Saved data entries
·····
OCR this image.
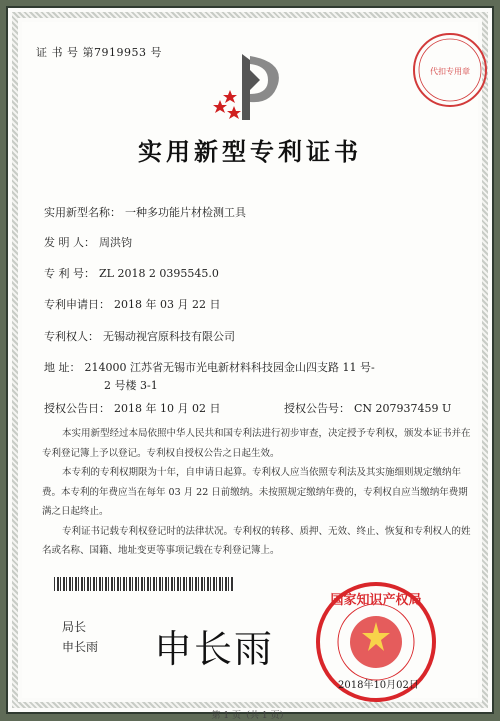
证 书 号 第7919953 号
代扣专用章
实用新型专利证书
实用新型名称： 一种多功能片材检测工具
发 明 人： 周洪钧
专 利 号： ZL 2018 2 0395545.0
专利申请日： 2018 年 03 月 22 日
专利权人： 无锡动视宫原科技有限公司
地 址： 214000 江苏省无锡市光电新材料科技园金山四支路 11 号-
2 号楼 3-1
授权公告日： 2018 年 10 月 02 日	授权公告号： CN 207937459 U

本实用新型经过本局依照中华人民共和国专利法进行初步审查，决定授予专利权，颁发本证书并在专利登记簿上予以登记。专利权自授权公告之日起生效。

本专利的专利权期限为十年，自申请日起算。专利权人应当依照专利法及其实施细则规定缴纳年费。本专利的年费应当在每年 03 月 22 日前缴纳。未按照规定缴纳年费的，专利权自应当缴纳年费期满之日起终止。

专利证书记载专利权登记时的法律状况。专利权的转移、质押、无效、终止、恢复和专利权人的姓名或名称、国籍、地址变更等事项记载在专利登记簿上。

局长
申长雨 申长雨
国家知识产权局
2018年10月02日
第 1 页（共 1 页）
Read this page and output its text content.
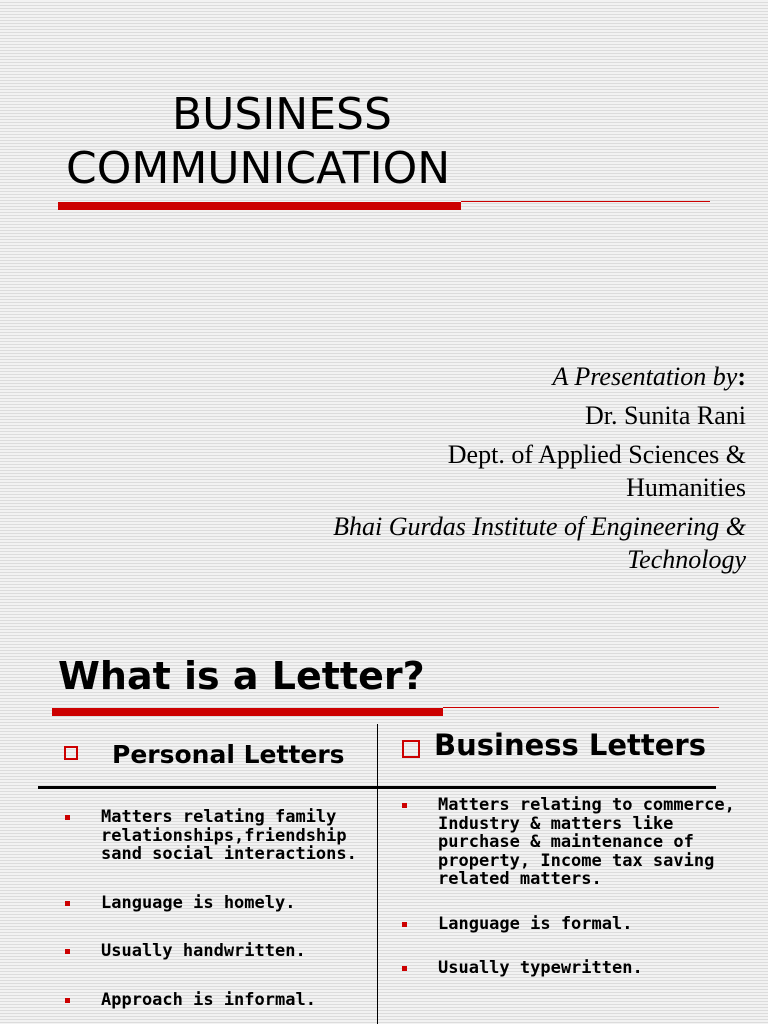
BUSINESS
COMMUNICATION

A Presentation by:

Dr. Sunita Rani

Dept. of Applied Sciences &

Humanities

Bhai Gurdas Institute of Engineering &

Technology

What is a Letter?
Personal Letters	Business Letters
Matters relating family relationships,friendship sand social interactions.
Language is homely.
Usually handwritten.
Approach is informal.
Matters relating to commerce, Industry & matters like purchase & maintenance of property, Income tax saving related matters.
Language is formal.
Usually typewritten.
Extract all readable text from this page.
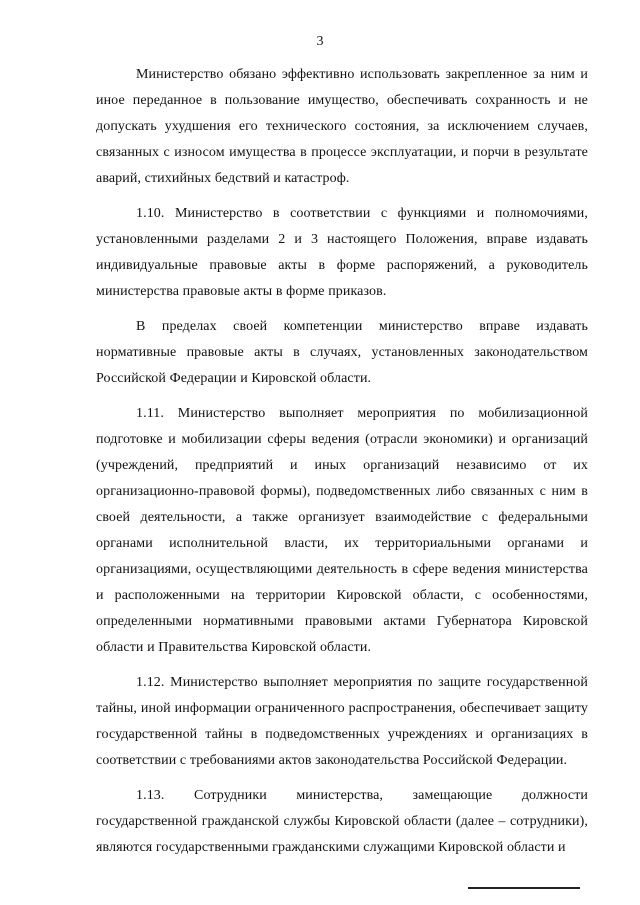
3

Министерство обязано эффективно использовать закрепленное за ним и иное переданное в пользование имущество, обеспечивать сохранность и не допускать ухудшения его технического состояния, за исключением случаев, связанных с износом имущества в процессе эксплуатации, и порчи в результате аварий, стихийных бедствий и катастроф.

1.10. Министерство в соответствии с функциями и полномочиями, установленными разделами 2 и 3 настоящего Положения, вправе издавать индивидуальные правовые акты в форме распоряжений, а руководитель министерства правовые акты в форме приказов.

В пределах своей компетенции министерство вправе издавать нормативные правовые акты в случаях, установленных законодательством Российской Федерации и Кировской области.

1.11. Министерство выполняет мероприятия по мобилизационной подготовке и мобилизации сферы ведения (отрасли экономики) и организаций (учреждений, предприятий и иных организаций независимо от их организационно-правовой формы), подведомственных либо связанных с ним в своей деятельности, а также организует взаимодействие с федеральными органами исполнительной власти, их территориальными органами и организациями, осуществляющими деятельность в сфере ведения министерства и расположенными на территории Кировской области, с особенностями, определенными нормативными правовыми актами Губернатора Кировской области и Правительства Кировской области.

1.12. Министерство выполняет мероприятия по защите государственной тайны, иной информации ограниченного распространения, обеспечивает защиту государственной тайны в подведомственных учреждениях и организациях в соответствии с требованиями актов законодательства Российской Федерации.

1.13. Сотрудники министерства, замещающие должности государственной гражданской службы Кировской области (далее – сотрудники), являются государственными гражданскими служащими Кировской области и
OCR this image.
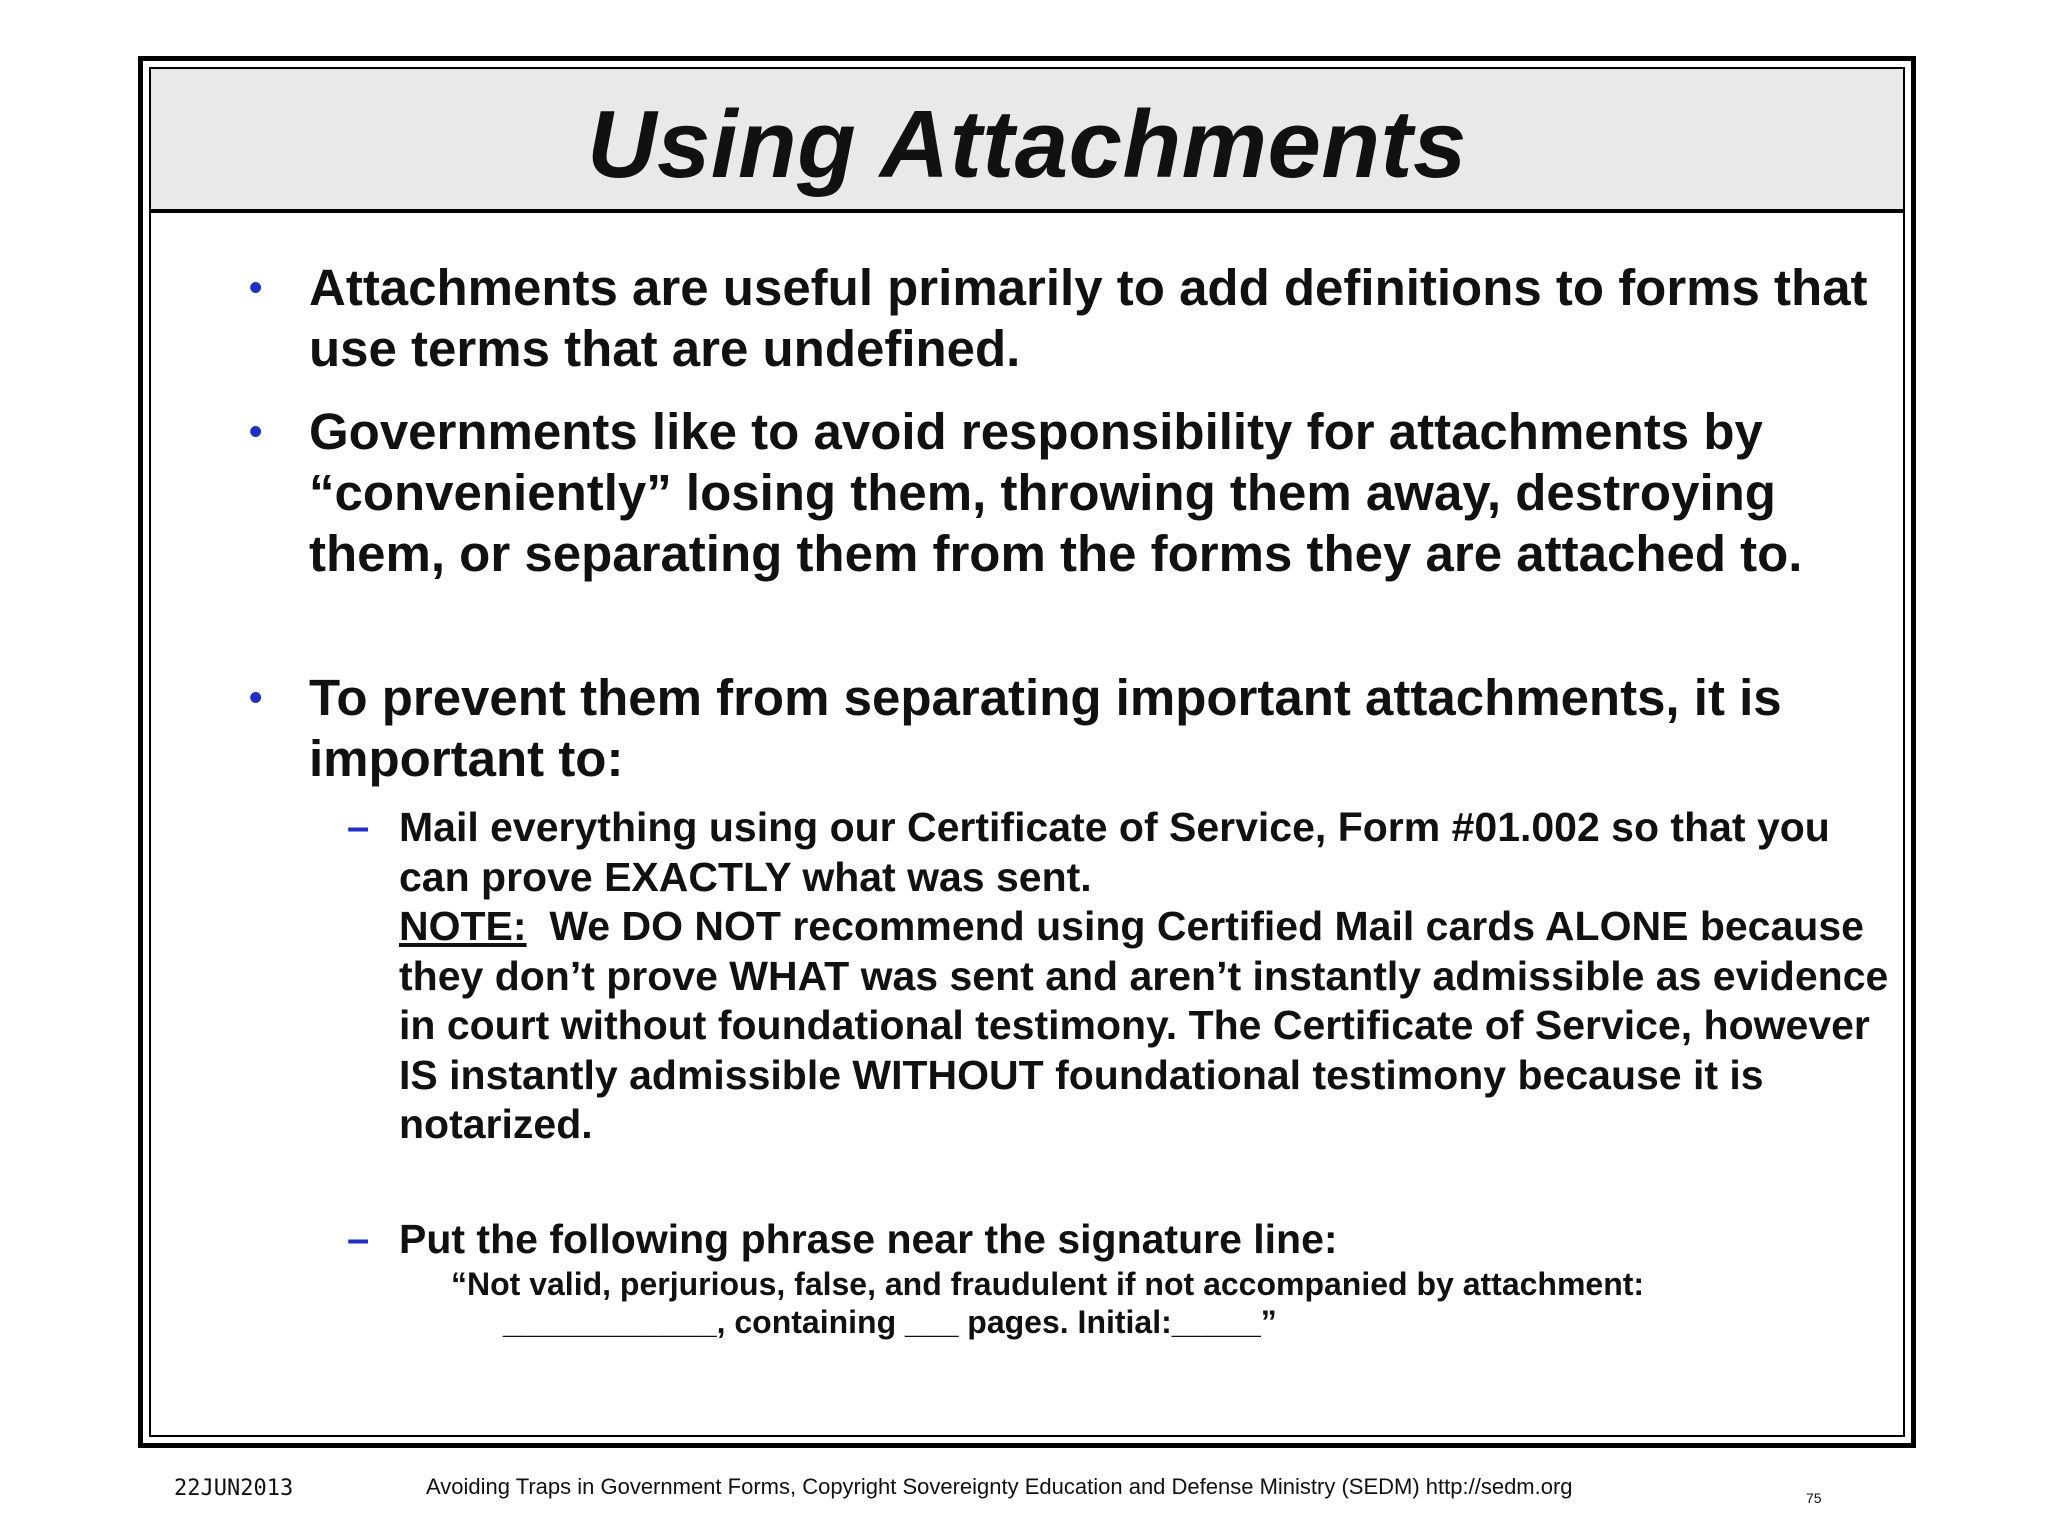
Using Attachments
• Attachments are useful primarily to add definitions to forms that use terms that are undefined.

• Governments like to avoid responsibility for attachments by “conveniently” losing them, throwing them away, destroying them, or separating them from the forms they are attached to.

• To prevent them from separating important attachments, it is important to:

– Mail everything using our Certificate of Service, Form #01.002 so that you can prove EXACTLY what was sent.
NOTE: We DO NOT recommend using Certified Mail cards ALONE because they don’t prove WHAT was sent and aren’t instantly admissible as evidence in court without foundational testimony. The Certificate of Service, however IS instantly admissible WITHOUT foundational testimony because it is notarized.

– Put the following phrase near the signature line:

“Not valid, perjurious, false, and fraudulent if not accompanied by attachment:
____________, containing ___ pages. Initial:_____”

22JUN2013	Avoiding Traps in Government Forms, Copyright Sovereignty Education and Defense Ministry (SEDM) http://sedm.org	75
·····
**Brief:** Where a line holds the string "Matters", copy that line.

**Result:**
Matters relating family relationships,friendship sand social interactions.
Matters relating to commerce, Industry & matters like purchase & maintenance of property, Income tax saving related matters.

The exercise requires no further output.